(Dataset items)
=====

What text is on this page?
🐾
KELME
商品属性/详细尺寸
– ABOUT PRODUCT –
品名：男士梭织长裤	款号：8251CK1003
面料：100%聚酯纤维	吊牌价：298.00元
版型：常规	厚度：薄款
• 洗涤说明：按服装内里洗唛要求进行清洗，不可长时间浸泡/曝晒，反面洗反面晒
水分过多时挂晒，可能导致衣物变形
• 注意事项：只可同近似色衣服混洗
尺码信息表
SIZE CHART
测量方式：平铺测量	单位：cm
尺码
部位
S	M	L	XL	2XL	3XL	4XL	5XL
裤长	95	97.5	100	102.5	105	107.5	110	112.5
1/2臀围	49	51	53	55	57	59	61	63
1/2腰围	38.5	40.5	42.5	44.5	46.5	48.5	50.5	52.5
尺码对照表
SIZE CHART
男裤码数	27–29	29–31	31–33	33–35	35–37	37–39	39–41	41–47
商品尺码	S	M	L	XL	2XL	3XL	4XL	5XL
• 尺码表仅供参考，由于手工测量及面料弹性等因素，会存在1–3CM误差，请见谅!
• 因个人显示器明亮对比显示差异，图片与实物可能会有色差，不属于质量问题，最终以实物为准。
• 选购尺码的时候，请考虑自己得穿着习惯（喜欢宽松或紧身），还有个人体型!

=====

▶ AIM OF THE EXERCISE: Your task is to repeat each line of the material exactly.

▶ ANSWER BELOW:
What text is on this page?
🐾
KELME
商品属性/详细尺寸
– ABOUT PRODUCT –
品名：男士梭织长裤	款号：8251CK1003
面料：100%聚酯纤维	吊牌价：298.00元
版型：常规	厚度：薄款
• 洗涤说明：按服装内里洗唛要求进行清洗，不可长时间浸泡/曝晒，反面洗反面晒
水分过多时挂晒，可能导致衣物变形
• 注意事项：只可同近似色衣服混洗
尺码信息表
SIZE CHART
测量方式：平铺测量	单位：cm
尺码
部位
S	M	L	XL	2XL	3XL	4XL	5XL
裤长	95	97.5	100	102.5	105	107.5	110	112.5
1/2臀围	49	51	53	55	57	59	61	63
1/2腰围	38.5	40.5	42.5	44.5	46.5	48.5	50.5	52.5
尺码对照表
SIZE CHART
男裤码数	27–29	29–31	31–33	33–35	35–37	37–39	39–41	41–47
商品尺码	S	M	L	XL	2XL	3XL	4XL	5XL
• 尺码表仅供参考，由于手工测量及面料弹性等因素，会存在1–3CM误差，请见谅!
• 因个人显示器明亮对比显示差异，图片与实物可能会有色差，不属于质量问题，最终以实物为准。
• 选购尺码的时候，请考虑自己得穿着习惯（喜欢宽松或紧身），还有个人体型!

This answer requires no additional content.